● Task details:
For the listing below, give the count of lines containing the string "JSON" and nothing else.

-- Record excerpts start --

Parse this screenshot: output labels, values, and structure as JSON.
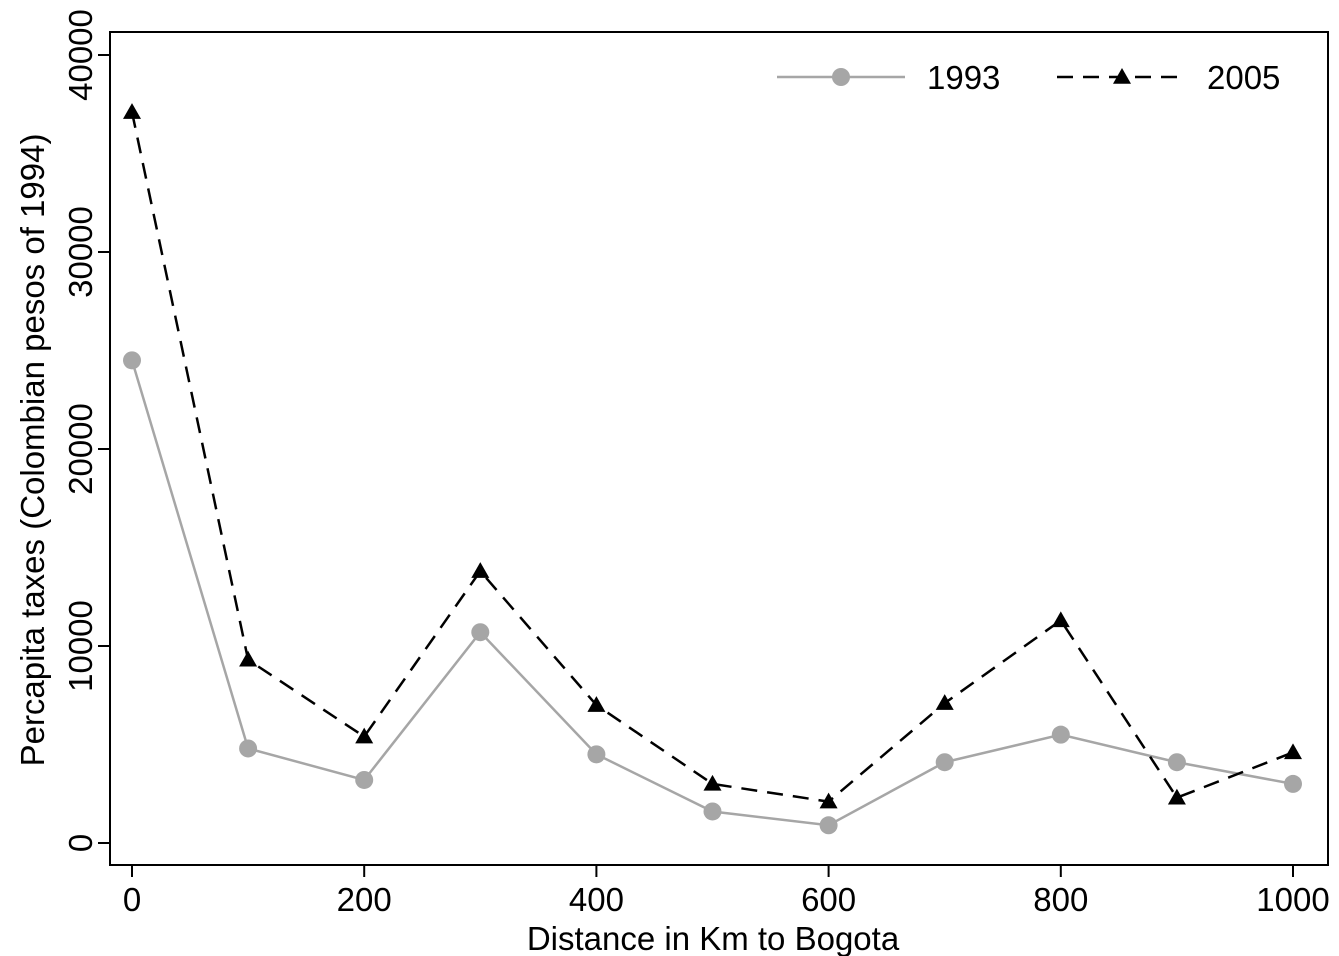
{
  "chart_data": {
    "type": "line",
    "title": "",
    "xlabel": "Distance in Km to Bogota",
    "ylabel": "Percapita taxes (Colombian pesos of 1994)",
    "xlim": [
      0,
      1000
    ],
    "ylim": [
      0,
      40000
    ],
    "x_ticks": [
      0,
      200,
      400,
      600,
      800,
      1000
    ],
    "y_ticks": [
      0,
      10000,
      20000,
      30000,
      40000
    ],
    "grid": false,
    "legend_position": "top-right",
    "x": [
      0,
      100,
      200,
      300,
      400,
      500,
      600,
      700,
      800,
      900,
      1000
    ],
    "series": [
      {
        "name": "1993",
        "color": "#a6a6a6",
        "line_style": "solid",
        "marker": "circle",
        "values": [
          24500,
          4800,
          3200,
          10700,
          4500,
          1600,
          900,
          4100,
          5500,
          4100,
          3000
        ]
      },
      {
        "name": "2005",
        "color": "#000000",
        "line_style": "dashed",
        "marker": "triangle",
        "values": [
          37100,
          9300,
          5400,
          13800,
          7000,
          3000,
          2100,
          7100,
          11300,
          2300,
          4600
        ]
      }
    ]
  }
}
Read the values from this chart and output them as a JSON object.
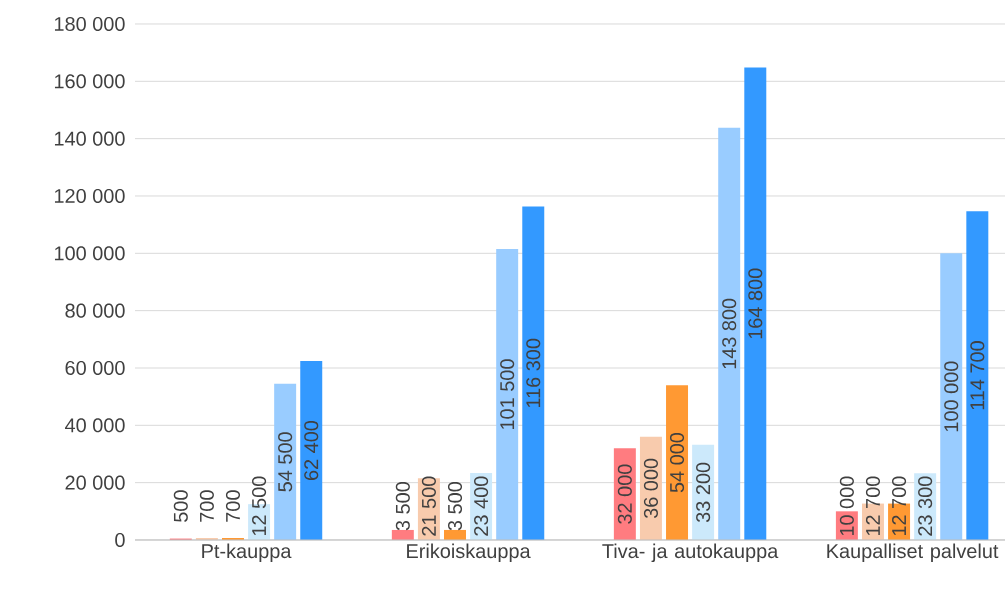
{
  "chart_data": {
    "type": "bar",
    "categories": [
      "Pt-kauppa",
      "Erikoiskauppa",
      "Tiva- ja autokauppa",
      "Kaupalliset palvelut"
    ],
    "series": [
      {
        "color": "#ff7c80",
        "values": [
          500,
          3500,
          32000,
          10000
        ],
        "value_labels": [
          "500",
          "3 500",
          "32 000",
          "10 000"
        ]
      },
      {
        "color": "#f8cbad",
        "values": [
          700,
          21500,
          36000,
          12700
        ],
        "value_labels": [
          "700",
          "21 500",
          "36 000",
          "12 700"
        ]
      },
      {
        "color": "#ff9933",
        "values": [
          700,
          3500,
          54000,
          12700
        ],
        "value_labels": [
          "700",
          "3 500",
          "54 000",
          "12 700"
        ]
      },
      {
        "color": "#cce9fb",
        "values": [
          12500,
          23400,
          33200,
          23300
        ],
        "value_labels": [
          "12 500",
          "23 400",
          "33 200",
          "23 300"
        ]
      },
      {
        "color": "#99ccff",
        "values": [
          54500,
          101500,
          143800,
          100000
        ],
        "value_labels": [
          "54 500",
          "101 500",
          "143 800",
          "100 000"
        ]
      },
      {
        "color": "#3399ff",
        "values": [
          62400,
          116300,
          164800,
          114700
        ],
        "value_labels": [
          "62 400",
          "116 300",
          "164 800",
          "114 700"
        ]
      }
    ],
    "ylim": [
      0,
      180000
    ],
    "yticks": [
      {
        "value": 0,
        "label": "0"
      },
      {
        "value": 20000,
        "label": "20 000"
      },
      {
        "value": 40000,
        "label": "40 000"
      },
      {
        "value": 60000,
        "label": "60 000"
      },
      {
        "value": 80000,
        "label": "80 000"
      },
      {
        "value": 100000,
        "label": "100 000"
      },
      {
        "value": 120000,
        "label": "120 000"
      },
      {
        "value": 140000,
        "label": "140 000"
      },
      {
        "value": 160000,
        "label": "160 000"
      },
      {
        "value": 180000,
        "label": "180 000"
      }
    ],
    "grid": "y"
  }
}
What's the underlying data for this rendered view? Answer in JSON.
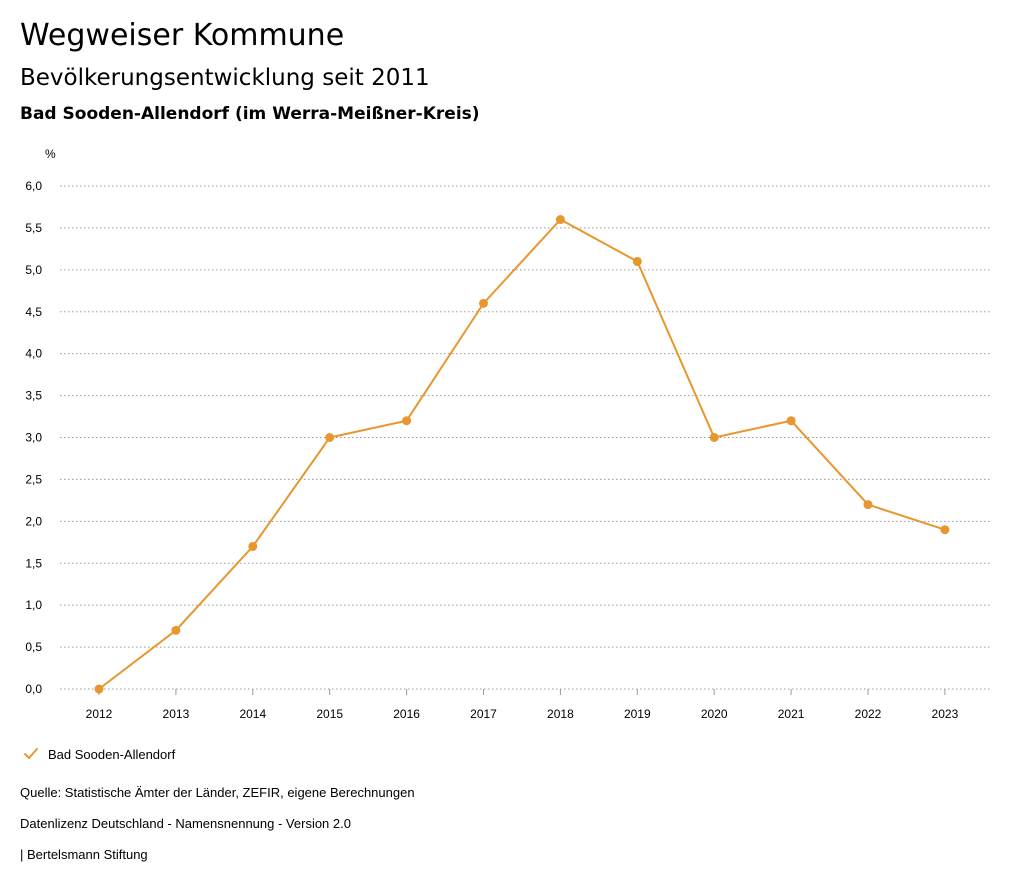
{
  "header": {
    "title": "Wegweiser Kommune",
    "subtitle": "Bevölkerungsentwicklung seit 2011",
    "region": "Bad Sooden-Allendorf (im Werra-Meißner-Kreis)"
  },
  "chart_data": {
    "type": "line",
    "x": [
      "2012",
      "2013",
      "2014",
      "2015",
      "2016",
      "2017",
      "2018",
      "2019",
      "2020",
      "2021",
      "2022",
      "2023"
    ],
    "series": [
      {
        "name": "Bad Sooden-Allendorf",
        "values": [
          0.0,
          0.7,
          1.7,
          3.0,
          3.2,
          4.6,
          5.6,
          5.1,
          3.0,
          3.2,
          2.2,
          1.9
        ],
        "color": "#E8962E"
      }
    ],
    "ylabel": "%",
    "ylim": [
      0,
      6
    ],
    "yticks": [
      "0,0",
      "0,5",
      "1,0",
      "1,5",
      "2,0",
      "2,5",
      "3,0",
      "3,5",
      "4,0",
      "4,5",
      "5,0",
      "5,5",
      "6,0"
    ],
    "grid": true,
    "legend": "bottom-left"
  },
  "legend": {
    "label": "Bad Sooden-Allendorf"
  },
  "footer": {
    "source": "Quelle: Statistische Ämter der Länder, ZEFIR, eigene Berechnungen",
    "license": "Datenlizenz Deutschland - Namensnennung - Version 2.0",
    "publisher": "| Bertelsmann Stiftung"
  }
}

-- Record excerpts end --

● Problem solution:
3